▶ **Stated goal**
Locate every line in the records below that holds the word "větru" and return each one.

(Collected data)
----
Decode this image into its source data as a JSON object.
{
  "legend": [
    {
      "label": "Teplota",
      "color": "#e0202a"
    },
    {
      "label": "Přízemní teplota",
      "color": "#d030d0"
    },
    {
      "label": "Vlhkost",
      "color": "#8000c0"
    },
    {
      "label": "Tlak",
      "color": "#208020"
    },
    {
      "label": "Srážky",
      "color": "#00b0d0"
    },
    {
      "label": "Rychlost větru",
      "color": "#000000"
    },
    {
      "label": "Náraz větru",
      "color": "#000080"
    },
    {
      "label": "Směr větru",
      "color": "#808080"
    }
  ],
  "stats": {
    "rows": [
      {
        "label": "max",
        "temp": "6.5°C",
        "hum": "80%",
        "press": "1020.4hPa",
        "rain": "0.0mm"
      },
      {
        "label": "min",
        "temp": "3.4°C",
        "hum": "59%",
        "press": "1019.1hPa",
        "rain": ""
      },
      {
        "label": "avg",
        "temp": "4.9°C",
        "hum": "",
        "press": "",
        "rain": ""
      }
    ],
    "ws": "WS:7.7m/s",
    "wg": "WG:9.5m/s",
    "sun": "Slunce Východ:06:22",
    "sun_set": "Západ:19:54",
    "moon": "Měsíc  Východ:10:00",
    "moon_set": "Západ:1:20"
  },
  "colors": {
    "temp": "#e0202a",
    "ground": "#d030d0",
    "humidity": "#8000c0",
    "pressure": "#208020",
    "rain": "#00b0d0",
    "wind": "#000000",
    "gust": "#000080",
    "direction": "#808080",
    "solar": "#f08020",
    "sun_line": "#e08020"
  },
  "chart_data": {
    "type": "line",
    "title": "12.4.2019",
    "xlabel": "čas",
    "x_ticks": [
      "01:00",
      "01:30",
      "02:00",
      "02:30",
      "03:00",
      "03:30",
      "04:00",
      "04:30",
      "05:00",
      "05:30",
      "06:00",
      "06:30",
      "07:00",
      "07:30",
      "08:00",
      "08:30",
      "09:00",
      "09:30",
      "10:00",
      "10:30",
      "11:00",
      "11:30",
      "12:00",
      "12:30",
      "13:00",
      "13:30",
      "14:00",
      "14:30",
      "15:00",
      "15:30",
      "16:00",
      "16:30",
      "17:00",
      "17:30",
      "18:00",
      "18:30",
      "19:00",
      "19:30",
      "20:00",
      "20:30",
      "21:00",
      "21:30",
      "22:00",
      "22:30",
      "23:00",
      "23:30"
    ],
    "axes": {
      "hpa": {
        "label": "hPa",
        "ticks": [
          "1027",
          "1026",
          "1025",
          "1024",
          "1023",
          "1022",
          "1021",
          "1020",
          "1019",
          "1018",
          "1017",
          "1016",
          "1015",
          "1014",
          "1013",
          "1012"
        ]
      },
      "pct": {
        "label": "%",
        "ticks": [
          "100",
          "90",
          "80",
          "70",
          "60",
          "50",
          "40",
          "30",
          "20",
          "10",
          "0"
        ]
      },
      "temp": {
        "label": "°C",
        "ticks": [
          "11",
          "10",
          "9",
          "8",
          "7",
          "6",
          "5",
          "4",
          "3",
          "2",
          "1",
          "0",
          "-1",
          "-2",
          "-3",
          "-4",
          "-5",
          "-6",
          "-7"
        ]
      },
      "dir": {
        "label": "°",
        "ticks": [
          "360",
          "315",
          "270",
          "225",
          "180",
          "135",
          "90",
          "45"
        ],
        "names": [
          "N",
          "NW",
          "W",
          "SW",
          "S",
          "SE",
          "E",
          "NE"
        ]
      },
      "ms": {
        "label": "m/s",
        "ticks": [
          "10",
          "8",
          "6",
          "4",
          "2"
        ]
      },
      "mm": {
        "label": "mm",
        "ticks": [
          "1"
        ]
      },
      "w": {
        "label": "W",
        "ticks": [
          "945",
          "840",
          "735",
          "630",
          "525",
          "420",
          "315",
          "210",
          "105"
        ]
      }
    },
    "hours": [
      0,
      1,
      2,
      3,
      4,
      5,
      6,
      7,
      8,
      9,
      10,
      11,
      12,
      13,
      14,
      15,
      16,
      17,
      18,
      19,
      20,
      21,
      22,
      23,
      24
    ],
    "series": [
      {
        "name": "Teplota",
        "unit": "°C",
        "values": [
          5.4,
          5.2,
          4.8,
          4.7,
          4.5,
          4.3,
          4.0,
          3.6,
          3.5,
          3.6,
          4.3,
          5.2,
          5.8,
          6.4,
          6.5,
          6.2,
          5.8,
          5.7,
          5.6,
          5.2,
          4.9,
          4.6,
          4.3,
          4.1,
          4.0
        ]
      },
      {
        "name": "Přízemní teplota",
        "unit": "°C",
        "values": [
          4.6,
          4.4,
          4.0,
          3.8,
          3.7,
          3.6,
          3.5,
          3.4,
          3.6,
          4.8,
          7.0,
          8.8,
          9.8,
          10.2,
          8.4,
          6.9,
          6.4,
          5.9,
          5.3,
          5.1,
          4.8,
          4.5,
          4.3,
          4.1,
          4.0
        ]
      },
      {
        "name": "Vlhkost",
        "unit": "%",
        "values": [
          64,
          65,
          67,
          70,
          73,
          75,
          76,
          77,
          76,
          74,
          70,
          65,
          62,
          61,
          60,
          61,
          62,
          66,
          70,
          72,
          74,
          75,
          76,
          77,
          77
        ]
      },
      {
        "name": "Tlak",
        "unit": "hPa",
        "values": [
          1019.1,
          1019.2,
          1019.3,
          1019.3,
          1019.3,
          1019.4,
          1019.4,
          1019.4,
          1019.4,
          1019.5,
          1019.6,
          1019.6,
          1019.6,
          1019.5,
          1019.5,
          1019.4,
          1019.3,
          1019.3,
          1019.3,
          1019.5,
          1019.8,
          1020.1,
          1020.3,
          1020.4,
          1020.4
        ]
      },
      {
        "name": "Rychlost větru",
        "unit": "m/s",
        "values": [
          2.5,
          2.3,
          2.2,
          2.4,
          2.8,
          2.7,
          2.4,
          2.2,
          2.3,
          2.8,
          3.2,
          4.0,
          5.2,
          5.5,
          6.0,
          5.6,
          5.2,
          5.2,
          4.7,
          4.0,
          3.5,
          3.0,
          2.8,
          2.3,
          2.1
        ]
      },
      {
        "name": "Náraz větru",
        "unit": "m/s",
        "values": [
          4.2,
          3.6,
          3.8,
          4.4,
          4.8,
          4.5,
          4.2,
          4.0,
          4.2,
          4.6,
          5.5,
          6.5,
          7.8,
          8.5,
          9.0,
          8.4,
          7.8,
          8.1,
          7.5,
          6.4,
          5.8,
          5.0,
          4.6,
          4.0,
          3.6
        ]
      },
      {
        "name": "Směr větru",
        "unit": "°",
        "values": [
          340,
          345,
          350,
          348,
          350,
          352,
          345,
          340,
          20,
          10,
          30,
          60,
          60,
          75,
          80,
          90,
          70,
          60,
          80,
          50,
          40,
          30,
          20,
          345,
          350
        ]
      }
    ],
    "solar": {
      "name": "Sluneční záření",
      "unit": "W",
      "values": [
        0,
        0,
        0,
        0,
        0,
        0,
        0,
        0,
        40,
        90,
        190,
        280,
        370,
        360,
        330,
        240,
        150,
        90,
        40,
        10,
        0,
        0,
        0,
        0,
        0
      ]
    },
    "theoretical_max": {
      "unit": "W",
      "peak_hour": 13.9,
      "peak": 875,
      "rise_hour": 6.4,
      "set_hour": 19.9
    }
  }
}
----
▶ **The result**
      "label": "Rychlost větru",
      "label": "Náraz větru",
      "label": "Směr větru",
        "name": "Rychlost větru",
        "name": "Náraz větru",
        "name": "Směr větru",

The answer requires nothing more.